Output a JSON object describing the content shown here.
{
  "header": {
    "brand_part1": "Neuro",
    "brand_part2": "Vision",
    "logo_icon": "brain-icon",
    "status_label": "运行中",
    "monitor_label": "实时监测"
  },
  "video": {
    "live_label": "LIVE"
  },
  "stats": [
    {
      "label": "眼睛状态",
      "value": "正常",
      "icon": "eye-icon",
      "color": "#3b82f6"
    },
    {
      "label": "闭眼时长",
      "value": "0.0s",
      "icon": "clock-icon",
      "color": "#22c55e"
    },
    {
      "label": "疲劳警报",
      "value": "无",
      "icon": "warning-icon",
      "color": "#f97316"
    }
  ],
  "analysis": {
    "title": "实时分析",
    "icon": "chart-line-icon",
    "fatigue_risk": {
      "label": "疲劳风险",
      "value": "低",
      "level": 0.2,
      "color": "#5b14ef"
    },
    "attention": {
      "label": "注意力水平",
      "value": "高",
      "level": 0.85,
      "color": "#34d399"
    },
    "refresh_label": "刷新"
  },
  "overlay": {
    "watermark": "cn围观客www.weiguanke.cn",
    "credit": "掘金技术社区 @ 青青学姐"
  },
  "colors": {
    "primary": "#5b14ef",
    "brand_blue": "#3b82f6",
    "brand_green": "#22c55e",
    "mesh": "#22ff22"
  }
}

==

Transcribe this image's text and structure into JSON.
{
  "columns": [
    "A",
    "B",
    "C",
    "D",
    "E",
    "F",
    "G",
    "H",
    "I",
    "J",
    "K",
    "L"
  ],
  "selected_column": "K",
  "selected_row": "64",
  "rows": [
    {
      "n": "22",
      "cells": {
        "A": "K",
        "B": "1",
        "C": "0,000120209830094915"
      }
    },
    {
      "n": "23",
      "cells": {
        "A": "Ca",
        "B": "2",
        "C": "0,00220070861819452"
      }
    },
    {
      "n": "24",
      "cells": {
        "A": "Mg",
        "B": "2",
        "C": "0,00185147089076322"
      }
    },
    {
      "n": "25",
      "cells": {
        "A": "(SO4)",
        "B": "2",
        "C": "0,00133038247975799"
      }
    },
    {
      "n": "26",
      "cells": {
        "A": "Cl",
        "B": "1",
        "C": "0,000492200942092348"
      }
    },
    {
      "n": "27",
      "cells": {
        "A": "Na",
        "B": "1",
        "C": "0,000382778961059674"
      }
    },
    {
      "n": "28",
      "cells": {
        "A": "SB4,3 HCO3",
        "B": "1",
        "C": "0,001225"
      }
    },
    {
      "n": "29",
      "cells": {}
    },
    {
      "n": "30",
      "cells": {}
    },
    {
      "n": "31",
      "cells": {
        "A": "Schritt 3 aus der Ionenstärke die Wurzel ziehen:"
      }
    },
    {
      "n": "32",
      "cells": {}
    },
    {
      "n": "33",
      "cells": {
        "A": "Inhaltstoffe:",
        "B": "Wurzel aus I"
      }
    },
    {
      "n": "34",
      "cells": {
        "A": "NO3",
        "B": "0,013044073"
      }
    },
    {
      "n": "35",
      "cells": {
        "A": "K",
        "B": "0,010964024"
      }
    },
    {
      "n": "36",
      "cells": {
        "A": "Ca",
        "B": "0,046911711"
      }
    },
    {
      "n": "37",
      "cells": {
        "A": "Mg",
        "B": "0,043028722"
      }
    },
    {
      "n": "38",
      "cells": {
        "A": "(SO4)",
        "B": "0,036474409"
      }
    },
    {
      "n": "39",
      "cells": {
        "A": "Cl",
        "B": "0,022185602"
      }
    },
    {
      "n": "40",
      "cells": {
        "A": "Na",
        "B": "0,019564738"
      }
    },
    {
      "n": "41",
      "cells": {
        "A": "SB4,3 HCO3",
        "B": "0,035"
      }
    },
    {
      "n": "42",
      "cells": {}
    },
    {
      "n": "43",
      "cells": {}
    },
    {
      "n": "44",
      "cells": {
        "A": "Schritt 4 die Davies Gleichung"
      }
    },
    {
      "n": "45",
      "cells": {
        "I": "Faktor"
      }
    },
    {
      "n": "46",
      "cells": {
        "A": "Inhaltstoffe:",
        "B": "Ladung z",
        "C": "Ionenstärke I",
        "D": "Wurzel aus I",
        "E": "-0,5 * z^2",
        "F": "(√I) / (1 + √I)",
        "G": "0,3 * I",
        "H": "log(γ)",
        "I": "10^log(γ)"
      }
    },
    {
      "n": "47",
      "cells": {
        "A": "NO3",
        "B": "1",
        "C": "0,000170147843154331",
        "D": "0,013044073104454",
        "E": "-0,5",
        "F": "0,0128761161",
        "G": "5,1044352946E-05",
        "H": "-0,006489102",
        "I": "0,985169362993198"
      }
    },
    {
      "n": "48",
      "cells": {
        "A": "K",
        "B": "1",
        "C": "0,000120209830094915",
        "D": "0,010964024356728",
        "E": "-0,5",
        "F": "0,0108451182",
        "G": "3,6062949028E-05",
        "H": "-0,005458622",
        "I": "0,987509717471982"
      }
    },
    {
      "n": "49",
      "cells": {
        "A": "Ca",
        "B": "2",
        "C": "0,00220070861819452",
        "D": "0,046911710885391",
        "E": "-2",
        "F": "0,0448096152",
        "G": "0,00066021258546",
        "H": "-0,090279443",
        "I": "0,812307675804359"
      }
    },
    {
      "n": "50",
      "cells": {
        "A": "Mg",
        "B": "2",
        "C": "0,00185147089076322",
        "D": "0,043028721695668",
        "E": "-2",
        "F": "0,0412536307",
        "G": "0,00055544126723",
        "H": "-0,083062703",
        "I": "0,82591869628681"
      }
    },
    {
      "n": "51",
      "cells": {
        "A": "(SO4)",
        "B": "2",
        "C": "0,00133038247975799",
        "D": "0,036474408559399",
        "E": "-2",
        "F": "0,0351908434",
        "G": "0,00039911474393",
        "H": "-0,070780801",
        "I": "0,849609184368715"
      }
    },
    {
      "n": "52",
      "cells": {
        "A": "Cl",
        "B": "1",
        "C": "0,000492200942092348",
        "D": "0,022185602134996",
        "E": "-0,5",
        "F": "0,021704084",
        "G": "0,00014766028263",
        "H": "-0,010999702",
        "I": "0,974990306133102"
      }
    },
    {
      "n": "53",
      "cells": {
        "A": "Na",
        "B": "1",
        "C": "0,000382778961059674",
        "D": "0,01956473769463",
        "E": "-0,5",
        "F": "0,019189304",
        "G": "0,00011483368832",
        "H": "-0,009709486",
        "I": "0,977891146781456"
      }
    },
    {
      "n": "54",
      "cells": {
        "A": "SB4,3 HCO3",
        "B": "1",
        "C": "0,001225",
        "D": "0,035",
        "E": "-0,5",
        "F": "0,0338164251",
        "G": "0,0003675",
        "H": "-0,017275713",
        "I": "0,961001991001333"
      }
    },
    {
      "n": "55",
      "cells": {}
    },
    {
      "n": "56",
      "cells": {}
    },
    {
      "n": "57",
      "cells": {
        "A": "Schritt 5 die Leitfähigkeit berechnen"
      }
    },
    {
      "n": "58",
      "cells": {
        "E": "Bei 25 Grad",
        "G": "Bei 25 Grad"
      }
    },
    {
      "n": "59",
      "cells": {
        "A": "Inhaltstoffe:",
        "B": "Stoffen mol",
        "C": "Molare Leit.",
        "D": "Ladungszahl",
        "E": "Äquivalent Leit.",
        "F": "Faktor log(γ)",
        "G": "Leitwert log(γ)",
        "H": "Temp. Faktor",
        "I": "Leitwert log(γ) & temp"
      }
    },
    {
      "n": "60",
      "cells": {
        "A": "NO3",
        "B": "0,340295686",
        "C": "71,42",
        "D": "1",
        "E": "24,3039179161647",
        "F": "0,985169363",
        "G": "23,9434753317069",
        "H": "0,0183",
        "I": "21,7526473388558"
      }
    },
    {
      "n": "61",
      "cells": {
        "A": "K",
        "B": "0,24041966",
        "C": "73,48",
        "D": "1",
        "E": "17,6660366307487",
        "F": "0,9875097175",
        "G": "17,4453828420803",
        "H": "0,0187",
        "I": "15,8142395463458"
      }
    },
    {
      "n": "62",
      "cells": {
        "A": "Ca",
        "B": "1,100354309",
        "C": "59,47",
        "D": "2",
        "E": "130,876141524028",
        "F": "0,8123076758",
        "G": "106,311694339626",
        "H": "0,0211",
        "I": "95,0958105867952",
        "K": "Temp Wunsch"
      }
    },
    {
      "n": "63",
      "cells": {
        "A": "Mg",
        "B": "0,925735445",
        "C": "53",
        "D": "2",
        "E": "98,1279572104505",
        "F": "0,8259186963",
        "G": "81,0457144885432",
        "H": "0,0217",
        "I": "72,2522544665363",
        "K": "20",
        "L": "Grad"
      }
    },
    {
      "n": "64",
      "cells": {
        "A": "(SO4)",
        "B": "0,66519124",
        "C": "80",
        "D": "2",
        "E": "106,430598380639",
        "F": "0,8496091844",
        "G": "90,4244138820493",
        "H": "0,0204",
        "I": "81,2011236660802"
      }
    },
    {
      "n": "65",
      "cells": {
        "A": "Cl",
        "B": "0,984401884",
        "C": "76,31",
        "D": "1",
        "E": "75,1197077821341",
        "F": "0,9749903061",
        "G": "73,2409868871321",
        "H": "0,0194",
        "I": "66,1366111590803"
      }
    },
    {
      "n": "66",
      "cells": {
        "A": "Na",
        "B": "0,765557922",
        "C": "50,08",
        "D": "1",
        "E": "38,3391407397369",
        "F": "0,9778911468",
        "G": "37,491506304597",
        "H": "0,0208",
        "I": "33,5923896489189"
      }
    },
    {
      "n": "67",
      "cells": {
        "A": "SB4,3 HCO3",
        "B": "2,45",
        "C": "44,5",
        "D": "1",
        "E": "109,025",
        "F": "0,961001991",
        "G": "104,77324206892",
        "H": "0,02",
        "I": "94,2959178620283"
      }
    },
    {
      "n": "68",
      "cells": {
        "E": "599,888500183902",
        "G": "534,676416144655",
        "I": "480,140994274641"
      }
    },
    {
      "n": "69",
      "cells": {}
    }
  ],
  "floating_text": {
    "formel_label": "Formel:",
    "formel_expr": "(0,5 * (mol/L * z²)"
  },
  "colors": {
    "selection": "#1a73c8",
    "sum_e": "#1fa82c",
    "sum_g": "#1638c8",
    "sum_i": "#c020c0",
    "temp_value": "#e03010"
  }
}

What is expected
Gather each line from the entries above that includes the word "JSON".

Written answer
Output a JSON object describing the content shown here.
Transcribe this image's text and structure into JSON.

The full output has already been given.